▶ _Source data_
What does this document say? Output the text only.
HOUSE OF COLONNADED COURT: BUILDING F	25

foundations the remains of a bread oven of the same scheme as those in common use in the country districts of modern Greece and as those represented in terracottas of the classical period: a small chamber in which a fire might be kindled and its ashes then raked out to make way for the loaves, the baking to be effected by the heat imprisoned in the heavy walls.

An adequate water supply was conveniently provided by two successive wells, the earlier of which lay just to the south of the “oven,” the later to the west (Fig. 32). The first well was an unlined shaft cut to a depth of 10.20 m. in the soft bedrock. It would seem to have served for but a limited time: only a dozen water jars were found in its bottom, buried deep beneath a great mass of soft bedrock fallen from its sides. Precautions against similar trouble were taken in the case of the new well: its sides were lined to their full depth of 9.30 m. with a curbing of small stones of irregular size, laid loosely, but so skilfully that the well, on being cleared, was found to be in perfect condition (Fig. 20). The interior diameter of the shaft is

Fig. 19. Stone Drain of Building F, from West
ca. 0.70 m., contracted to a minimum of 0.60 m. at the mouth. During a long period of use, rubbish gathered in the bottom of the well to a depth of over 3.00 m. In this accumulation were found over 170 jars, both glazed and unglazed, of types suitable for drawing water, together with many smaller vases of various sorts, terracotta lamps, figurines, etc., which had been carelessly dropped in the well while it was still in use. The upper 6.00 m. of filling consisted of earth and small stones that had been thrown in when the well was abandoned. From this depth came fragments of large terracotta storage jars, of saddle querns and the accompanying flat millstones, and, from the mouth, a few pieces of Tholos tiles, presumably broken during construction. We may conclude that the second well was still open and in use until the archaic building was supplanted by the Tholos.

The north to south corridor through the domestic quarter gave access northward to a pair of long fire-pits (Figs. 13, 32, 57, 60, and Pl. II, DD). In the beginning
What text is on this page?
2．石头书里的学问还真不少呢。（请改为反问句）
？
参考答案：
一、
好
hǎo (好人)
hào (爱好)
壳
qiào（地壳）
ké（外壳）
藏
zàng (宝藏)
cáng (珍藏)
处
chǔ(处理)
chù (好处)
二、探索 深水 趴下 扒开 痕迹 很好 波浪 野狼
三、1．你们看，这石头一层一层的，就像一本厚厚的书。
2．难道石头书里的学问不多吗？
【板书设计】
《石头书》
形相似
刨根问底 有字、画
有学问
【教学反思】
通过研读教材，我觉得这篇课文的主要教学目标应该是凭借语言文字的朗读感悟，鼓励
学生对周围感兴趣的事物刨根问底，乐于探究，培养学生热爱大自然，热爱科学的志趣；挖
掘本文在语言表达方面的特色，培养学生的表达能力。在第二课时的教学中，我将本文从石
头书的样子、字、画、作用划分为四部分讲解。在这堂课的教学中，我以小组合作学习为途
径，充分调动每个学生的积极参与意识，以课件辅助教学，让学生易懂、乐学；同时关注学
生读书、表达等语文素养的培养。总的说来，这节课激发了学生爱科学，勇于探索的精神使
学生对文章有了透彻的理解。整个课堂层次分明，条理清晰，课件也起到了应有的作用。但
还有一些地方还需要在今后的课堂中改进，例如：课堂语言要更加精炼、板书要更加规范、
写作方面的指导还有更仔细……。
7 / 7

▶ _What is required_
Extract the listing in its entirety and repeat it exactly.

▶ _Solution to the problem_
What does this document say? Output the text only.
HOUSE OF COLONNADED COURT: BUILDING F	25

foundations the remains of a bread oven of the same scheme as those in common use in the country districts of modern Greece and as those represented in terracottas of the classical period: a small chamber in which a fire might be kindled and its ashes then raked out to make way for the loaves, the baking to be effected by the heat imprisoned in the heavy walls.

An adequate water supply was conveniently provided by two successive wells, the earlier of which lay just to the south of the “oven,” the later to the west (Fig. 32). The first well was an unlined shaft cut to a depth of 10.20 m. in the soft bedrock. It would seem to have served for but a limited time: only a dozen water jars were found in its bottom, buried deep beneath a great mass of soft bedrock fallen from its sides. Precautions against similar trouble were taken in the case of the new well: its sides were lined to their full depth of 9.30 m. with a curbing of small stones of irregular size, laid loosely, but so skilfully that the well, on being cleared, was found to be in perfect condition (Fig. 20). The interior diameter of the shaft is

Fig. 19. Stone Drain of Building F, from West
ca. 0.70 m., contracted to a minimum of 0.60 m. at the mouth. During a long period of use, rubbish gathered in the bottom of the well to a depth of over 3.00 m. In this accumulation were found over 170 jars, both glazed and unglazed, of types suitable for drawing water, together with many smaller vases of various sorts, terracotta lamps, figurines, etc., which had been carelessly dropped in the well while it was still in use. The upper 6.00 m. of filling consisted of earth and small stones that had been thrown in when the well was abandoned. From this depth came fragments of large terracotta storage jars, of saddle querns and the accompanying flat millstones, and, from the mouth, a few pieces of Tholos tiles, presumably broken during construction. We may conclude that the second well was still open and in use until the archaic building was supplanted by the Tholos.

The north to south corridor through the domestic quarter gave access northward to a pair of long fire-pits (Figs. 13, 32, 57, 60, and Pl. II, DD). In the beginning
What text is on this page?
2．石头书里的学问还真不少呢。（请改为反问句）
？
参考答案：
一、
好
hǎo (好人)
hào (爱好)
壳
qiào（地壳）
ké（外壳）
藏
zàng (宝藏)
cáng (珍藏)
处
chǔ(处理)
chù (好处)
二、探索 深水 趴下 扒开 痕迹 很好 波浪 野狼
三、1．你们看，这石头一层一层的，就像一本厚厚的书。
2．难道石头书里的学问不多吗？
【板书设计】
《石头书》
形相似
刨根问底 有字、画
有学问
【教学反思】
通过研读教材，我觉得这篇课文的主要教学目标应该是凭借语言文字的朗读感悟，鼓励
学生对周围感兴趣的事物刨根问底，乐于探究，培养学生热爱大自然，热爱科学的志趣；挖
掘本文在语言表达方面的特色，培养学生的表达能力。在第二课时的教学中，我将本文从石
头书的样子、字、画、作用划分为四部分讲解。在这堂课的教学中，我以小组合作学习为途
径，充分调动每个学生的积极参与意识，以课件辅助教学，让学生易懂、乐学；同时关注学
生读书、表达等语文素养的培养。总的说来，这节课激发了学生爱科学，勇于探索的精神使
学生对文章有了透彻的理解。整个课堂层次分明，条理清晰，课件也起到了应有的作用。但
还有一些地方还需要在今后的课堂中改进，例如：课堂语言要更加精炼、板书要更加规范、
写作方面的指导还有更仔细……。
7 / 7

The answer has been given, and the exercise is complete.